▶ **DIRECTIONS FOR THIS TASK**
Report how many lines of the listing below include the word "right". Give nothing but the number.

(Figure dataset records)
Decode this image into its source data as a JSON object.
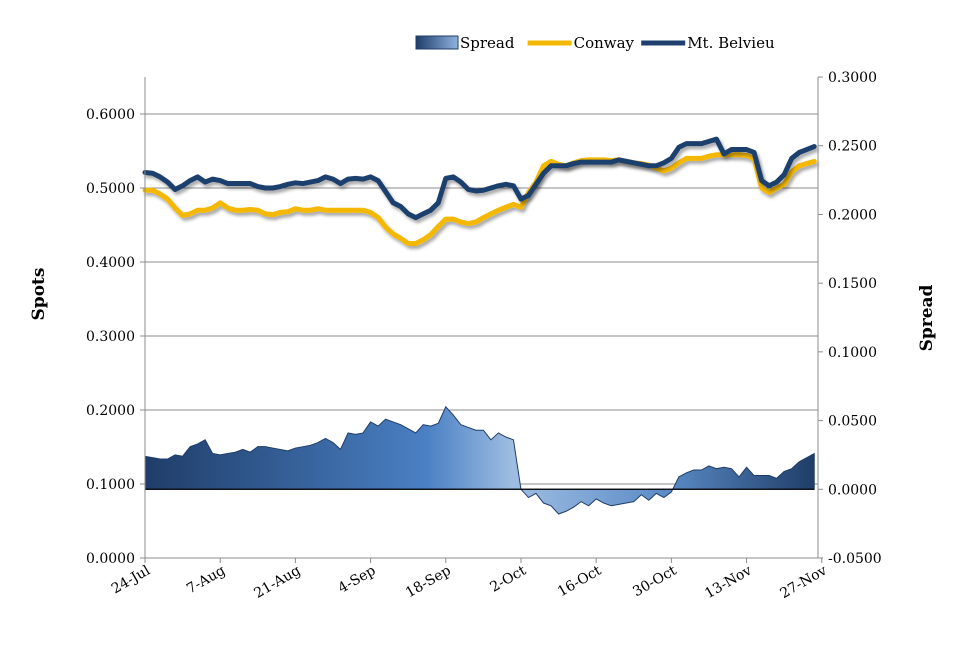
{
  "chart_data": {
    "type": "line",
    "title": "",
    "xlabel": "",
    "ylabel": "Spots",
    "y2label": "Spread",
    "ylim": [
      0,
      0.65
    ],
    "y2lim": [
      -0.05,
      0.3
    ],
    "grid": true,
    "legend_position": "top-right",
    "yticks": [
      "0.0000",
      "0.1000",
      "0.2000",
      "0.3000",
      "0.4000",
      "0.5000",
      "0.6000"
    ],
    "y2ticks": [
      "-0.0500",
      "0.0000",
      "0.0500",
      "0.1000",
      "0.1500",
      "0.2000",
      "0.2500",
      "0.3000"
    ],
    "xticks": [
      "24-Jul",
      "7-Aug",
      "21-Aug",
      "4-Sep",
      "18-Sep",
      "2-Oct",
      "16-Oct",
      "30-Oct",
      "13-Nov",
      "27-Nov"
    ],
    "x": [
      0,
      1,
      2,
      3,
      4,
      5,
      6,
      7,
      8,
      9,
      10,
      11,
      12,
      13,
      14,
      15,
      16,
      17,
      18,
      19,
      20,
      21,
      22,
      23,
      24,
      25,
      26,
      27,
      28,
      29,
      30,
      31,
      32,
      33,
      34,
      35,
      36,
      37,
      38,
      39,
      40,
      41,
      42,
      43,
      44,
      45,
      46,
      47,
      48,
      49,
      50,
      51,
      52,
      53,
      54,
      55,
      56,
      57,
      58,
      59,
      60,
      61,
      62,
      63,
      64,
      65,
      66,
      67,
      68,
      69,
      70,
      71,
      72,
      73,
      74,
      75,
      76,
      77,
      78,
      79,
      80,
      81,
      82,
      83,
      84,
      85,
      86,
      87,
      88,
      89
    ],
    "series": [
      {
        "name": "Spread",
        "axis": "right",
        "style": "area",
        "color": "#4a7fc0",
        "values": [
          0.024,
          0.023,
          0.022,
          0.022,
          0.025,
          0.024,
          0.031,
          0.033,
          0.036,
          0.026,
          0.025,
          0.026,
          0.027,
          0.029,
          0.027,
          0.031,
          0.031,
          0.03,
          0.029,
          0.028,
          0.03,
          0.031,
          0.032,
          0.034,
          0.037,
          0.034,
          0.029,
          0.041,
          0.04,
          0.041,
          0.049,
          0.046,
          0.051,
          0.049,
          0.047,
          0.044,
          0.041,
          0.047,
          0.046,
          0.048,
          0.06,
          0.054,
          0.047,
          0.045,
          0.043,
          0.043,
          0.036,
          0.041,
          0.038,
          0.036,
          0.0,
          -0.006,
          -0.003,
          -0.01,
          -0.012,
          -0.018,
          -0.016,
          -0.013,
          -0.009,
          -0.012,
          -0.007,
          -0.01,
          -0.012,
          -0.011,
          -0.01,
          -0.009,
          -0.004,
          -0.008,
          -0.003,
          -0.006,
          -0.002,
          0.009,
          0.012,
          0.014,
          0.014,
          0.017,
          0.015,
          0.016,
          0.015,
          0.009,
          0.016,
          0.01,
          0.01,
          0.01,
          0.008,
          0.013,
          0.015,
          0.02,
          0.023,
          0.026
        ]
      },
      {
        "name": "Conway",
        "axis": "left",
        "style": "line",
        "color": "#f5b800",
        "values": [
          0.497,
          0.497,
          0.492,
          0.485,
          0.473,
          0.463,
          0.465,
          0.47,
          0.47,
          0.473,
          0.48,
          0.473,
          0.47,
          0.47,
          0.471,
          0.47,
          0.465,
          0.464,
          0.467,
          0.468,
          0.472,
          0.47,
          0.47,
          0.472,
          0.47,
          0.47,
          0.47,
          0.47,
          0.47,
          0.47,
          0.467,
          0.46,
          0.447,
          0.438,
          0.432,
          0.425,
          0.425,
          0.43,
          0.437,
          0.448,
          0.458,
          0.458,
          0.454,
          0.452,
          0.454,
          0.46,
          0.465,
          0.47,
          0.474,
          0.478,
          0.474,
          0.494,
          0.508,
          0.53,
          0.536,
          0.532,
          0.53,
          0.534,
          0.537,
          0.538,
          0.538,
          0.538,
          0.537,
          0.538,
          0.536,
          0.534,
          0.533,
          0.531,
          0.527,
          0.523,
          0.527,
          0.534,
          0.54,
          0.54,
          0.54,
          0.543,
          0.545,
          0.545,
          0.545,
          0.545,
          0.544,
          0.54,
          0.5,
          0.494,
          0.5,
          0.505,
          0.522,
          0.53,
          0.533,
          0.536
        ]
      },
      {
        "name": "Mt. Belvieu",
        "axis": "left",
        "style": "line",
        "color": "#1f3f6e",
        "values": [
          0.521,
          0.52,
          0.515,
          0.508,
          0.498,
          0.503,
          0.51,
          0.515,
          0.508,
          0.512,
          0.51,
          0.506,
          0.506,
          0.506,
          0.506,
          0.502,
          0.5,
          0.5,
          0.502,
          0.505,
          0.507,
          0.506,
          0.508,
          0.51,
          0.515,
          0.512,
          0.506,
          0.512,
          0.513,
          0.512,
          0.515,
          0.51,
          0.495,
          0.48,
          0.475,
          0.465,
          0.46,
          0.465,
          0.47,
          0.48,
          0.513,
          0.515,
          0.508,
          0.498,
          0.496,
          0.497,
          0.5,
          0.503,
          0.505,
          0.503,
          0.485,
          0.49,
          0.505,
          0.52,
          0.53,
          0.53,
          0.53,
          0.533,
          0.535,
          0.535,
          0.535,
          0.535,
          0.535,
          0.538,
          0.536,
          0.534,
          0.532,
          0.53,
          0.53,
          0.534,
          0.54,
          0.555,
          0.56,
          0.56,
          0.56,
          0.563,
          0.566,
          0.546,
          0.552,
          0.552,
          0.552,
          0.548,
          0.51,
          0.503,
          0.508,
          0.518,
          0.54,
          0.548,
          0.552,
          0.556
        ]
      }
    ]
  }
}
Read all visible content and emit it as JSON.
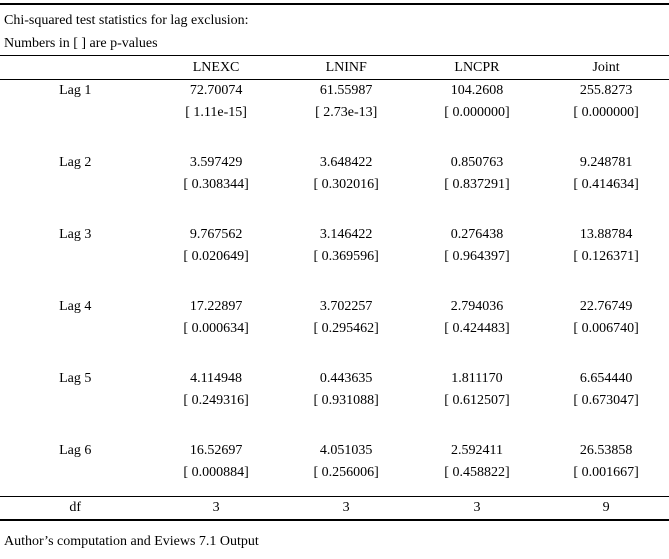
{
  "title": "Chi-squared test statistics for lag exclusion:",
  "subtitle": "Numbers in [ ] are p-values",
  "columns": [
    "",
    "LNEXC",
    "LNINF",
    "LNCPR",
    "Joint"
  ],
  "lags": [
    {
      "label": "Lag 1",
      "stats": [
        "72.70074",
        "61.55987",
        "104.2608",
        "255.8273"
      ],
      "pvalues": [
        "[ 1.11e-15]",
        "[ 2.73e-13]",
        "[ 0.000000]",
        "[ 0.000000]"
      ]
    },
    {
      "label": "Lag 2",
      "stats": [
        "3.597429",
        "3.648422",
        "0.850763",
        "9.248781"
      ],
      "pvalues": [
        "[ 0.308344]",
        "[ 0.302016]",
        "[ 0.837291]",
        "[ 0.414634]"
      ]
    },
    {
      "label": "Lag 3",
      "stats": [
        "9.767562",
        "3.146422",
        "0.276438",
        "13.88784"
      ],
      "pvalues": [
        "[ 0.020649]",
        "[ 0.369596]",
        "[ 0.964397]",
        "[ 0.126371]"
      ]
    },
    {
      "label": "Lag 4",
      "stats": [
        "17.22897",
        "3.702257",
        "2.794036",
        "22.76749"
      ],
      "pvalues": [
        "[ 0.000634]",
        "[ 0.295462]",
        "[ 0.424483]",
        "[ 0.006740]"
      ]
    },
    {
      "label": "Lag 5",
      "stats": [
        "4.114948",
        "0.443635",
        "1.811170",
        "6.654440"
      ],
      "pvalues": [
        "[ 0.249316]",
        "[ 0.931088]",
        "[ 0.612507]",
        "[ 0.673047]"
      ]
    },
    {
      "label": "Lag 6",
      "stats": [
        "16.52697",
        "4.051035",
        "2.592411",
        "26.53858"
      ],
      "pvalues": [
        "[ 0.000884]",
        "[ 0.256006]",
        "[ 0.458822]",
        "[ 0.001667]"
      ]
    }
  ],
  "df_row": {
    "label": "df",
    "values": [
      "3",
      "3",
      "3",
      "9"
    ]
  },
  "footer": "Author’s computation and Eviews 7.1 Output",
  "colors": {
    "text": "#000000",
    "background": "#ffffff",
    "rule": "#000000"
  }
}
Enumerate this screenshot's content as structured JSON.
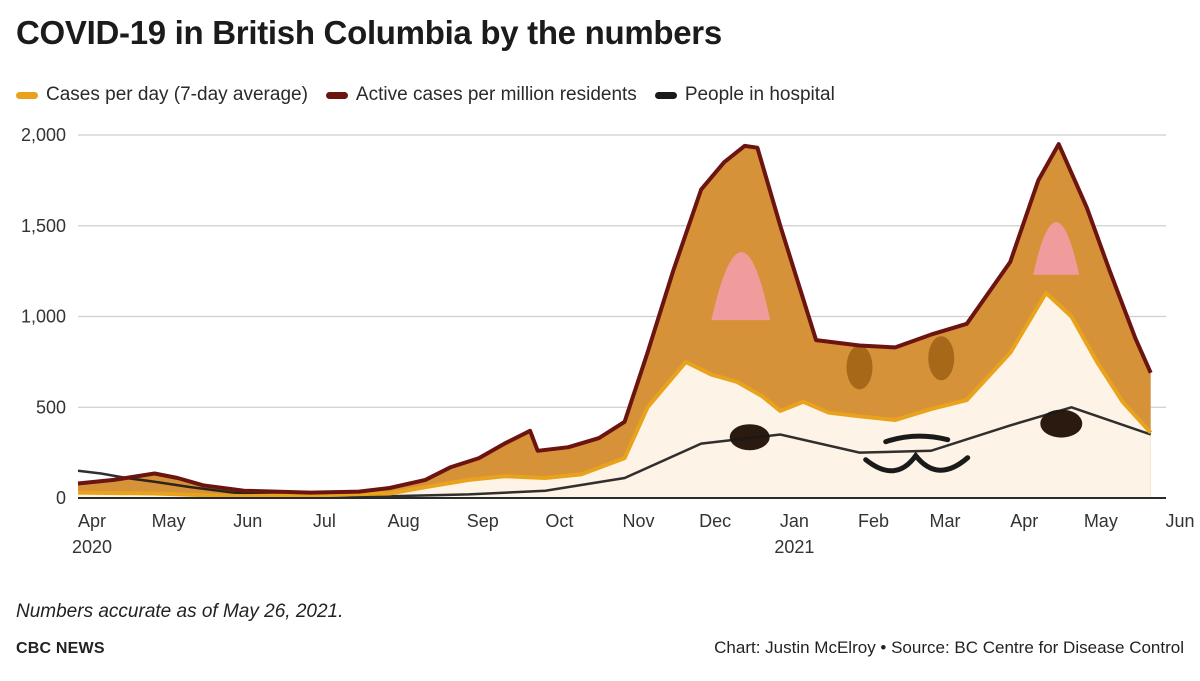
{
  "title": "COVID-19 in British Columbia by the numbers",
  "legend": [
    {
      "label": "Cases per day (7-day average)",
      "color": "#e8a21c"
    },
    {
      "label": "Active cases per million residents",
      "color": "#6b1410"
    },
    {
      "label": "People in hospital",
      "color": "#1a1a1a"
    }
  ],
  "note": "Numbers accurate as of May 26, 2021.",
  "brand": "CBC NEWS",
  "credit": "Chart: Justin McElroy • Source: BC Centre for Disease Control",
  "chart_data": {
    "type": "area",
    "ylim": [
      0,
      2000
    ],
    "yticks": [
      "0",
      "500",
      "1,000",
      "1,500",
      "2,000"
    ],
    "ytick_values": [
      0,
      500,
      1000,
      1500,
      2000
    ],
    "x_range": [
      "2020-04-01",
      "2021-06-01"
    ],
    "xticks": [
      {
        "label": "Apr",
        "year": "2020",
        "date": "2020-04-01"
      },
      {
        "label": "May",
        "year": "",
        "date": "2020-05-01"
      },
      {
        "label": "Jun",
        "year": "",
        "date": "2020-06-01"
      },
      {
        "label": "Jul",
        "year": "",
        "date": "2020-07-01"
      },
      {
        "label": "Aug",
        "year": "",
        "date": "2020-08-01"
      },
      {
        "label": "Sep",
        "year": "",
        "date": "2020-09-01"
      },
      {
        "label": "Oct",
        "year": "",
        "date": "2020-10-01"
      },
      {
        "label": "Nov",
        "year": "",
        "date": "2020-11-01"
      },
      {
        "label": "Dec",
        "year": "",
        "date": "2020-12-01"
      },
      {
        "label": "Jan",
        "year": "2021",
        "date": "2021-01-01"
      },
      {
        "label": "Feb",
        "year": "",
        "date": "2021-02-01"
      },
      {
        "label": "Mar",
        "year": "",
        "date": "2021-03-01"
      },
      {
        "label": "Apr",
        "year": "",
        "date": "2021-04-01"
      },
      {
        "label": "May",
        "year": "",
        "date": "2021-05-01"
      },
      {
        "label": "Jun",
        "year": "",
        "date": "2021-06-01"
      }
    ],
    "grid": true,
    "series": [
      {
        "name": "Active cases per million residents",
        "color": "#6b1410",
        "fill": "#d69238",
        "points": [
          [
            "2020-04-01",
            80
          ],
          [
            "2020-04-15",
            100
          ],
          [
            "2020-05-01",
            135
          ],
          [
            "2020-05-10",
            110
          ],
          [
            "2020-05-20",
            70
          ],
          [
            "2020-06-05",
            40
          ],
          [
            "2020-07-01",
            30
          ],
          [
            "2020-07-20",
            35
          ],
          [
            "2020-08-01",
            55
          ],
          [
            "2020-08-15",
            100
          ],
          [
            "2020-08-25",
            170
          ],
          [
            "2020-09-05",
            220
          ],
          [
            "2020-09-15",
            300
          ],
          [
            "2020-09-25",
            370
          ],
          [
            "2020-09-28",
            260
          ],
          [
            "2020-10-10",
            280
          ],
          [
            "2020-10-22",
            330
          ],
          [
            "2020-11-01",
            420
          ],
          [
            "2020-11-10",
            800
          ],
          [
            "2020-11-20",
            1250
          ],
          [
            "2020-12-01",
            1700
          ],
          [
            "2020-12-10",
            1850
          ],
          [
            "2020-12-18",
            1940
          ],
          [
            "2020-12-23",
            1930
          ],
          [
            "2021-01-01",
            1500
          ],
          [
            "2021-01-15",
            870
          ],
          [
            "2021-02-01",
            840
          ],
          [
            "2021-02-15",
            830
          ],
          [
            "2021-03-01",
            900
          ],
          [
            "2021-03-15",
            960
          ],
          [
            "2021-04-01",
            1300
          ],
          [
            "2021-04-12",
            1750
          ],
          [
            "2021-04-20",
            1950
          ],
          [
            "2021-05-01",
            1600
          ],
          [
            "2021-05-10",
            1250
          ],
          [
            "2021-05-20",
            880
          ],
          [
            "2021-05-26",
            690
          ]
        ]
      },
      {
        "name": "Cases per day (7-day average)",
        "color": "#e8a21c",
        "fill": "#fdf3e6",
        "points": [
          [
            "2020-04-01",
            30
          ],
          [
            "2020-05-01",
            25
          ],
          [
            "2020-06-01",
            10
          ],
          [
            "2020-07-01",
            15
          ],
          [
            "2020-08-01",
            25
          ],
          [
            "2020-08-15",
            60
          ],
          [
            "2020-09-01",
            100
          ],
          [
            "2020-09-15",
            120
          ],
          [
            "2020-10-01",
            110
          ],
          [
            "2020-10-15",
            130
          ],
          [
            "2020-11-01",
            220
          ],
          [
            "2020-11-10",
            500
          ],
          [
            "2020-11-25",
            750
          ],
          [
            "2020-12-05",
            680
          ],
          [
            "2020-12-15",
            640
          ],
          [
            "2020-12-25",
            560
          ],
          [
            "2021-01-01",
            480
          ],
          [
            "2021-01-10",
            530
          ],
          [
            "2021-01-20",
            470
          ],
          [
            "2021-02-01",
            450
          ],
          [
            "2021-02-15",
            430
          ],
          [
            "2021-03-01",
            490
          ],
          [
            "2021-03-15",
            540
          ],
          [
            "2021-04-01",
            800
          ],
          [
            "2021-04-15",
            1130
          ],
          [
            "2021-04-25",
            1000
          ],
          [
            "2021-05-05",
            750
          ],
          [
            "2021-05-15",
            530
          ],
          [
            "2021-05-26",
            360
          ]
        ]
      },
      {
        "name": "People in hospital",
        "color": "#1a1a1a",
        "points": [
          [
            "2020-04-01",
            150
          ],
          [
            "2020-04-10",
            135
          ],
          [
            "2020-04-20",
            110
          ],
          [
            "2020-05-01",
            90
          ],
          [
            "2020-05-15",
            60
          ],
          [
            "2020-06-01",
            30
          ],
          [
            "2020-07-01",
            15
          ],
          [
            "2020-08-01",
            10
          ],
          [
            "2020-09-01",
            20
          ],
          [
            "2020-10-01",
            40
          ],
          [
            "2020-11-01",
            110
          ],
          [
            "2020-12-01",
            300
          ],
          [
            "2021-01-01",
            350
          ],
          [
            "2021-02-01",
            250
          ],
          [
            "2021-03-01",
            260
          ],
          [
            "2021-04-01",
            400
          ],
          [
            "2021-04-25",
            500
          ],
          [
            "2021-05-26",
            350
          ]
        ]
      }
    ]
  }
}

▶ **TASK SOLUTION**
2